* Begin RECORDS TO USE *

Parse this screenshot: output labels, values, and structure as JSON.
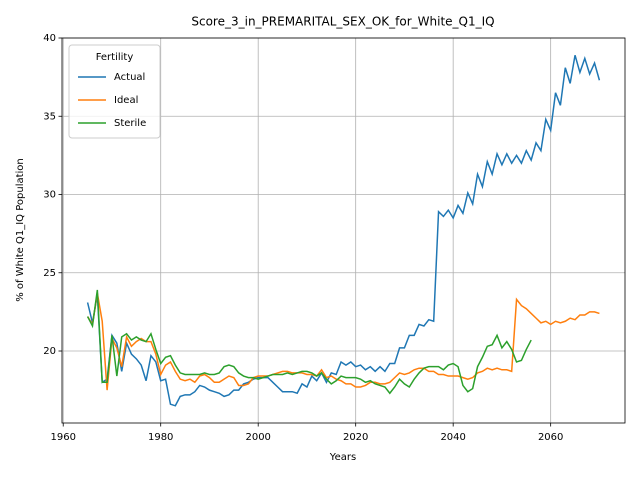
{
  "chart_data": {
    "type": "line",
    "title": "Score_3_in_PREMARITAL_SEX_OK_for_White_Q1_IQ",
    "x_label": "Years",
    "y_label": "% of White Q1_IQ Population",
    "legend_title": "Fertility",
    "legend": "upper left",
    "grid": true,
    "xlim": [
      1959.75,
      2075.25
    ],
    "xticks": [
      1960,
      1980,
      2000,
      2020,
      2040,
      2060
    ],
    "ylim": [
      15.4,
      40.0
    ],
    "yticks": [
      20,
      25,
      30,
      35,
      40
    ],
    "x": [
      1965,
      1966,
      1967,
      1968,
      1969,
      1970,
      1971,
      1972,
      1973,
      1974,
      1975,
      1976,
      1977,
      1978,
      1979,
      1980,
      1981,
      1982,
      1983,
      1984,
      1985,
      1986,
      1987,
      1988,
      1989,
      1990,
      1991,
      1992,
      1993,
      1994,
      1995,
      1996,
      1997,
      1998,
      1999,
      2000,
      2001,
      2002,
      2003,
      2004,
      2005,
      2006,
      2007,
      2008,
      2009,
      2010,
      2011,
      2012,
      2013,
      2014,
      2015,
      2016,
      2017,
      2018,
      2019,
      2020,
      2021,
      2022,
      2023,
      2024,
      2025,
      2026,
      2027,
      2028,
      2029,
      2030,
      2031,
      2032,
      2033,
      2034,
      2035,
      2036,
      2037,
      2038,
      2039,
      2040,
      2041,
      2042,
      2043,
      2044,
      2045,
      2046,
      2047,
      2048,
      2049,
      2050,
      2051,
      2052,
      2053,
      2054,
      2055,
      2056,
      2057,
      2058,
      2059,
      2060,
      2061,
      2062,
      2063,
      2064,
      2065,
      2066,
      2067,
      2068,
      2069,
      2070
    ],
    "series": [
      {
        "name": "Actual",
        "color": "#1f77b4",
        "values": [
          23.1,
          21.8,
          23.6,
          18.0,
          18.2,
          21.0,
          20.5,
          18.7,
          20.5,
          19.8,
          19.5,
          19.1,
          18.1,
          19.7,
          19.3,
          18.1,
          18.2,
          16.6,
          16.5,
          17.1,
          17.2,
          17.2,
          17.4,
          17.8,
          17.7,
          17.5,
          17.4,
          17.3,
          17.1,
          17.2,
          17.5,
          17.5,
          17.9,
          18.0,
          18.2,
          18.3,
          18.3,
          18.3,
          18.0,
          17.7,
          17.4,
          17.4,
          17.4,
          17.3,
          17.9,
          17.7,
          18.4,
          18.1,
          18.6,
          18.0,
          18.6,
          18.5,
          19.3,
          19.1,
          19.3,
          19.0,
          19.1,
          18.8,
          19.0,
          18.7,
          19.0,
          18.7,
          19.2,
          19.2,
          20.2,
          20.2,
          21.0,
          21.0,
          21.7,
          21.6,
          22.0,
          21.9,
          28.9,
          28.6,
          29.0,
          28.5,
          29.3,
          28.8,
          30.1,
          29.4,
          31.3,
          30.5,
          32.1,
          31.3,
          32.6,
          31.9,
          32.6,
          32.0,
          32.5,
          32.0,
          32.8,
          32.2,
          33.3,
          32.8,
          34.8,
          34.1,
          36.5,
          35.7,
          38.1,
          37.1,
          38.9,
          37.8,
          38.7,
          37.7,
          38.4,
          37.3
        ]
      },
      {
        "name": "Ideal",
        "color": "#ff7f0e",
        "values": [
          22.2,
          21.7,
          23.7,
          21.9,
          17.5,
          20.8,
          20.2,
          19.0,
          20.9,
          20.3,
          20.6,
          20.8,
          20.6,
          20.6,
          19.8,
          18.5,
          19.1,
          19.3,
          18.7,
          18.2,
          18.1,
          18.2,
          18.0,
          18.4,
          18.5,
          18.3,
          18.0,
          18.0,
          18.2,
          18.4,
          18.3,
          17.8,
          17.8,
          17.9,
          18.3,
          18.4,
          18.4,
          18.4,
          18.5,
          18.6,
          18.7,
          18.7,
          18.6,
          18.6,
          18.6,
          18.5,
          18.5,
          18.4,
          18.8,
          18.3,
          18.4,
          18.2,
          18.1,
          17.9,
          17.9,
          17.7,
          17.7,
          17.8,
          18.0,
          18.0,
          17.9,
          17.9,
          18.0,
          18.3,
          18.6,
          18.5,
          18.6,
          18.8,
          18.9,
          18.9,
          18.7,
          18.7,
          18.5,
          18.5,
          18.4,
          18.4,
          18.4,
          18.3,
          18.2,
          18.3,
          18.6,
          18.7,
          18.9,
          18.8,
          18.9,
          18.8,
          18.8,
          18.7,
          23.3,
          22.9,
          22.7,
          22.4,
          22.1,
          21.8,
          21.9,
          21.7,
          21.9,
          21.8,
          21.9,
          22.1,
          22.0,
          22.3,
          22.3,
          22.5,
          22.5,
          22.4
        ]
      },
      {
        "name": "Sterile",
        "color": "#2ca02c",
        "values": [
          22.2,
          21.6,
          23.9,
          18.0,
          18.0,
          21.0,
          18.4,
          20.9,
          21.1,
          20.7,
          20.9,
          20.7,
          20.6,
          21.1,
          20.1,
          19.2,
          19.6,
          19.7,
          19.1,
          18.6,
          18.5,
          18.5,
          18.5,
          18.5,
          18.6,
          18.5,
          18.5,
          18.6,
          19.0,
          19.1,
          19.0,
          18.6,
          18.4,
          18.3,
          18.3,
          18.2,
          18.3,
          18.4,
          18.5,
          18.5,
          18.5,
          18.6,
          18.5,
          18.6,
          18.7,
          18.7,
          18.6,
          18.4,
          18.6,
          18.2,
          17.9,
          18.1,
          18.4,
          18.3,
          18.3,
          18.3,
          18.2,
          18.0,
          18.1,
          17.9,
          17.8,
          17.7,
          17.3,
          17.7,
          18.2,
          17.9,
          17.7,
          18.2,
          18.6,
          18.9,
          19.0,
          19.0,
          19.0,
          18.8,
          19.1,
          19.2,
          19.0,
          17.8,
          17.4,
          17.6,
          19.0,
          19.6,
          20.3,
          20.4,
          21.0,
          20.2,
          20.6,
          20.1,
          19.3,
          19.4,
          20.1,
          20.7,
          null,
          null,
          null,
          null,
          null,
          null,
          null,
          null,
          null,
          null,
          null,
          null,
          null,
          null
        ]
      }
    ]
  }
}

* End RECORDS TO USE *

- [DIRECTIVE]: Quote every line of the records above exactly; no picture is to be copied.

- [RESPONSE TO THIS TASK]:
Parse this screenshot: output labels, values, and structure as JSON.
{
  "chart_data": {
    "type": "line",
    "title": "Score_3_in_PREMARITAL_SEX_OK_for_White_Q1_IQ",
    "x_label": "Years",
    "y_label": "% of White Q1_IQ Population",
    "legend_title": "Fertility",
    "legend": "upper left",
    "grid": true,
    "xlim": [
      1959.75,
      2075.25
    ],
    "xticks": [
      1960,
      1980,
      2000,
      2020,
      2040,
      2060
    ],
    "ylim": [
      15.4,
      40.0
    ],
    "yticks": [
      20,
      25,
      30,
      35,
      40
    ],
    "x": [
      1965,
      1966,
      1967,
      1968,
      1969,
      1970,
      1971,
      1972,
      1973,
      1974,
      1975,
      1976,
      1977,
      1978,
      1979,
      1980,
      1981,
      1982,
      1983,
      1984,
      1985,
      1986,
      1987,
      1988,
      1989,
      1990,
      1991,
      1992,
      1993,
      1994,
      1995,
      1996,
      1997,
      1998,
      1999,
      2000,
      2001,
      2002,
      2003,
      2004,
      2005,
      2006,
      2007,
      2008,
      2009,
      2010,
      2011,
      2012,
      2013,
      2014,
      2015,
      2016,
      2017,
      2018,
      2019,
      2020,
      2021,
      2022,
      2023,
      2024,
      2025,
      2026,
      2027,
      2028,
      2029,
      2030,
      2031,
      2032,
      2033,
      2034,
      2035,
      2036,
      2037,
      2038,
      2039,
      2040,
      2041,
      2042,
      2043,
      2044,
      2045,
      2046,
      2047,
      2048,
      2049,
      2050,
      2051,
      2052,
      2053,
      2054,
      2055,
      2056,
      2057,
      2058,
      2059,
      2060,
      2061,
      2062,
      2063,
      2064,
      2065,
      2066,
      2067,
      2068,
      2069,
      2070
    ],
    "series": [
      {
        "name": "Actual",
        "color": "#1f77b4",
        "values": [
          23.1,
          21.8,
          23.6,
          18.0,
          18.2,
          21.0,
          20.5,
          18.7,
          20.5,
          19.8,
          19.5,
          19.1,
          18.1,
          19.7,
          19.3,
          18.1,
          18.2,
          16.6,
          16.5,
          17.1,
          17.2,
          17.2,
          17.4,
          17.8,
          17.7,
          17.5,
          17.4,
          17.3,
          17.1,
          17.2,
          17.5,
          17.5,
          17.9,
          18.0,
          18.2,
          18.3,
          18.3,
          18.3,
          18.0,
          17.7,
          17.4,
          17.4,
          17.4,
          17.3,
          17.9,
          17.7,
          18.4,
          18.1,
          18.6,
          18.0,
          18.6,
          18.5,
          19.3,
          19.1,
          19.3,
          19.0,
          19.1,
          18.8,
          19.0,
          18.7,
          19.0,
          18.7,
          19.2,
          19.2,
          20.2,
          20.2,
          21.0,
          21.0,
          21.7,
          21.6,
          22.0,
          21.9,
          28.9,
          28.6,
          29.0,
          28.5,
          29.3,
          28.8,
          30.1,
          29.4,
          31.3,
          30.5,
          32.1,
          31.3,
          32.6,
          31.9,
          32.6,
          32.0,
          32.5,
          32.0,
          32.8,
          32.2,
          33.3,
          32.8,
          34.8,
          34.1,
          36.5,
          35.7,
          38.1,
          37.1,
          38.9,
          37.8,
          38.7,
          37.7,
          38.4,
          37.3
        ]
      },
      {
        "name": "Ideal",
        "color": "#ff7f0e",
        "values": [
          22.2,
          21.7,
          23.7,
          21.9,
          17.5,
          20.8,
          20.2,
          19.0,
          20.9,
          20.3,
          20.6,
          20.8,
          20.6,
          20.6,
          19.8,
          18.5,
          19.1,
          19.3,
          18.7,
          18.2,
          18.1,
          18.2,
          18.0,
          18.4,
          18.5,
          18.3,
          18.0,
          18.0,
          18.2,
          18.4,
          18.3,
          17.8,
          17.8,
          17.9,
          18.3,
          18.4,
          18.4,
          18.4,
          18.5,
          18.6,
          18.7,
          18.7,
          18.6,
          18.6,
          18.6,
          18.5,
          18.5,
          18.4,
          18.8,
          18.3,
          18.4,
          18.2,
          18.1,
          17.9,
          17.9,
          17.7,
          17.7,
          17.8,
          18.0,
          18.0,
          17.9,
          17.9,
          18.0,
          18.3,
          18.6,
          18.5,
          18.6,
          18.8,
          18.9,
          18.9,
          18.7,
          18.7,
          18.5,
          18.5,
          18.4,
          18.4,
          18.4,
          18.3,
          18.2,
          18.3,
          18.6,
          18.7,
          18.9,
          18.8,
          18.9,
          18.8,
          18.8,
          18.7,
          23.3,
          22.9,
          22.7,
          22.4,
          22.1,
          21.8,
          21.9,
          21.7,
          21.9,
          21.8,
          21.9,
          22.1,
          22.0,
          22.3,
          22.3,
          22.5,
          22.5,
          22.4
        ]
      },
      {
        "name": "Sterile",
        "color": "#2ca02c",
        "values": [
          22.2,
          21.6,
          23.9,
          18.0,
          18.0,
          21.0,
          18.4,
          20.9,
          21.1,
          20.7,
          20.9,
          20.7,
          20.6,
          21.1,
          20.1,
          19.2,
          19.6,
          19.7,
          19.1,
          18.6,
          18.5,
          18.5,
          18.5,
          18.5,
          18.6,
          18.5,
          18.5,
          18.6,
          19.0,
          19.1,
          19.0,
          18.6,
          18.4,
          18.3,
          18.3,
          18.2,
          18.3,
          18.4,
          18.5,
          18.5,
          18.5,
          18.6,
          18.5,
          18.6,
          18.7,
          18.7,
          18.6,
          18.4,
          18.6,
          18.2,
          17.9,
          18.1,
          18.4,
          18.3,
          18.3,
          18.3,
          18.2,
          18.0,
          18.1,
          17.9,
          17.8,
          17.7,
          17.3,
          17.7,
          18.2,
          17.9,
          17.7,
          18.2,
          18.6,
          18.9,
          19.0,
          19.0,
          19.0,
          18.8,
          19.1,
          19.2,
          19.0,
          17.8,
          17.4,
          17.6,
          19.0,
          19.6,
          20.3,
          20.4,
          21.0,
          20.2,
          20.6,
          20.1,
          19.3,
          19.4,
          20.1,
          20.7,
          null,
          null,
          null,
          null,
          null,
          null,
          null,
          null,
          null,
          null,
          null,
          null,
          null,
          null
        ]
      }
    ]
  }
}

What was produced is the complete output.